— begin Raw data —

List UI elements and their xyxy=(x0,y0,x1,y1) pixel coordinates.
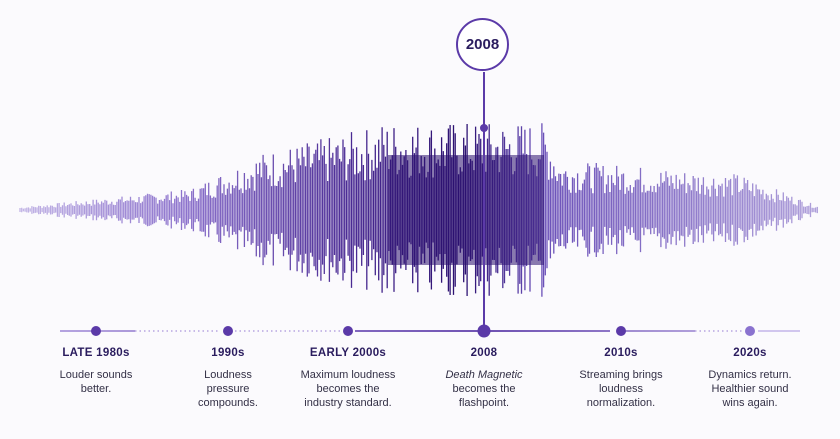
timeline-node-4 xyxy=(477,324,491,338)
timeline-era-5: 2010s Streaming brings loudness normalizati… xyxy=(556,347,686,410)
timeline-axis xyxy=(60,324,800,338)
era-description-line: becomes the xyxy=(452,383,516,395)
era-description-line: becomes the xyxy=(316,383,380,395)
era-label: 1990s xyxy=(211,347,245,359)
era-label: EARLY 2000s xyxy=(309,347,387,359)
era-description-line: Dynamics return. xyxy=(708,369,792,381)
era-description-line: Streaming brings xyxy=(579,369,663,381)
timeline-era-4: 2008 Death Magnetic becomes the flashpoint. xyxy=(419,347,549,410)
era-label: 2008 xyxy=(470,347,498,359)
timeline-era-3: EARLY 2000s Maximum loudness becomes the in… xyxy=(283,347,413,410)
era-label: 2010s xyxy=(604,347,638,359)
era-description-line: Loudness xyxy=(204,369,252,381)
era-description-line: wins again. xyxy=(722,397,778,409)
era-description: Maximum loudness becomes the industry stan… xyxy=(283,368,413,410)
timeline-era-2: 1990s Loudness pressure compounds. xyxy=(163,347,293,410)
era-description: Death Magnetic becomes the flashpoint. xyxy=(419,368,549,410)
era-description-line: flashpoint. xyxy=(458,397,510,409)
era-description: Streaming brings loudness normalization. xyxy=(556,368,686,410)
timeline-node-6 xyxy=(745,326,755,336)
timeline-node-1 xyxy=(91,326,101,336)
era-description-line: pressure xyxy=(206,383,250,395)
era-description-line: normalization. xyxy=(586,397,656,409)
year-badge-label: 2008 xyxy=(465,36,500,53)
timeline-era-1: LATE 1980s Louder sounds better. xyxy=(31,347,161,396)
era-description: Dynamics return. Healthier sound wins agai… xyxy=(685,368,815,410)
era-description: Louder sounds better. xyxy=(31,368,161,396)
timeline-era-6: 2020s Dynamics return. Healthier sound wins… xyxy=(685,347,815,410)
timeline-node-5 xyxy=(616,326,626,336)
era-description-line: loudness xyxy=(598,383,644,395)
era-description-line: Healthier sound xyxy=(711,383,789,395)
waveform xyxy=(19,123,818,297)
album-title: Death Magnetic xyxy=(445,369,523,381)
timeline-node-3 xyxy=(343,326,353,336)
era-label: LATE 1980s xyxy=(62,347,130,359)
timeline-node-2 xyxy=(223,326,233,336)
era-description-line: Louder sounds xyxy=(59,369,133,381)
era-description-line: better. xyxy=(80,383,112,395)
connector-dot xyxy=(480,124,488,132)
era-description-line: compounds. xyxy=(198,397,258,409)
era-description-line: industry standard. xyxy=(304,397,392,409)
era-label: 2020s xyxy=(733,347,767,359)
era-description: Loudness pressure compounds. xyxy=(163,368,293,410)
era-description-line: Maximum loudness xyxy=(300,369,396,381)
waveform-dense-core xyxy=(388,155,544,265)
year-badge: 2008 xyxy=(456,18,509,71)
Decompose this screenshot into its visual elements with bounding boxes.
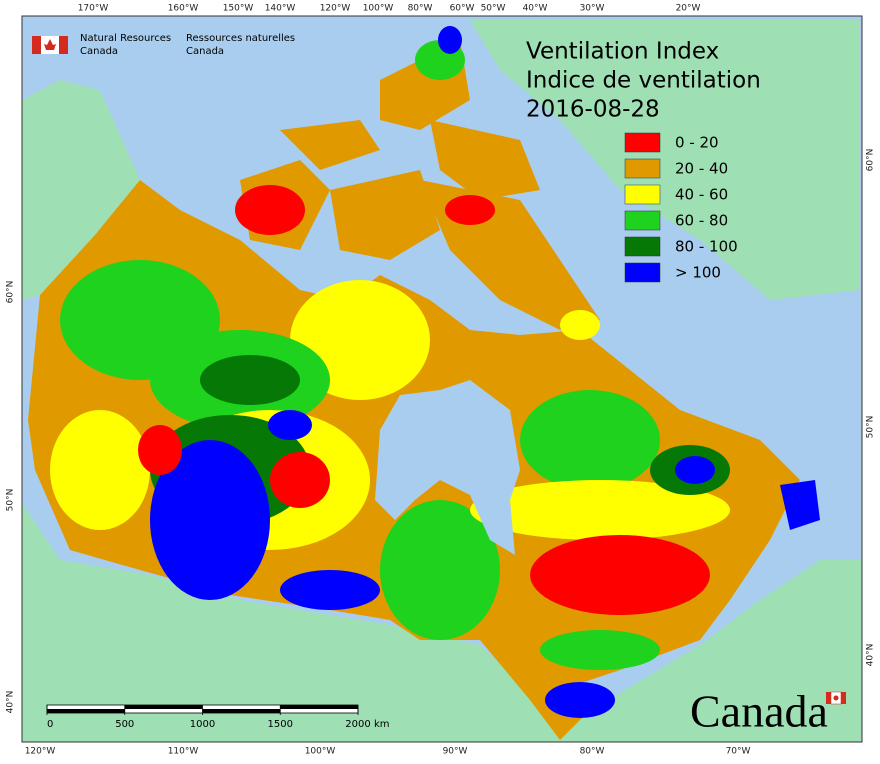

— end Raw data —

# Exercise aim
Retype the lines from the line with "timeline-node-4 xyxy=(477,324,491,338)" up to and including the line with "era-description: Death Magnetic".

# Final result
timeline-node-4 xyxy=(477,324,491,338)
timeline-era-5: 2010s Streaming brings loudness normalizati… xyxy=(556,347,686,410)
timeline-axis xyxy=(60,324,800,338)
era-description-line: becomes the xyxy=(452,383,516,395)
era-description-line: becomes the xyxy=(316,383,380,395)
era-label: 1990s xyxy=(211,347,245,359)
era-label: EARLY 2000s xyxy=(309,347,387,359)
era-description-line: Dynamics return. xyxy=(708,369,792,381)
era-description-line: Streaming brings xyxy=(579,369,663,381)
timeline-era-4: 2008 Death Magnetic becomes the flashpoint. xyxy=(419,347,549,410)
era-label: 2008 xyxy=(470,347,498,359)
timeline-era-3: EARLY 2000s Maximum loudness becomes the in… xyxy=(283,347,413,410)
era-label: 2010s xyxy=(604,347,638,359)
era-description-line: Loudness xyxy=(204,369,252,381)
era-description-line: wins again. xyxy=(722,397,778,409)
era-description: Maximum loudness becomes the industry stan… xyxy=(283,368,413,410)
timeline-era-2: 1990s Loudness pressure compounds. xyxy=(163,347,293,410)
era-description: Death Magnetic becomes the flashpoint. xyxy=(419,368,549,410)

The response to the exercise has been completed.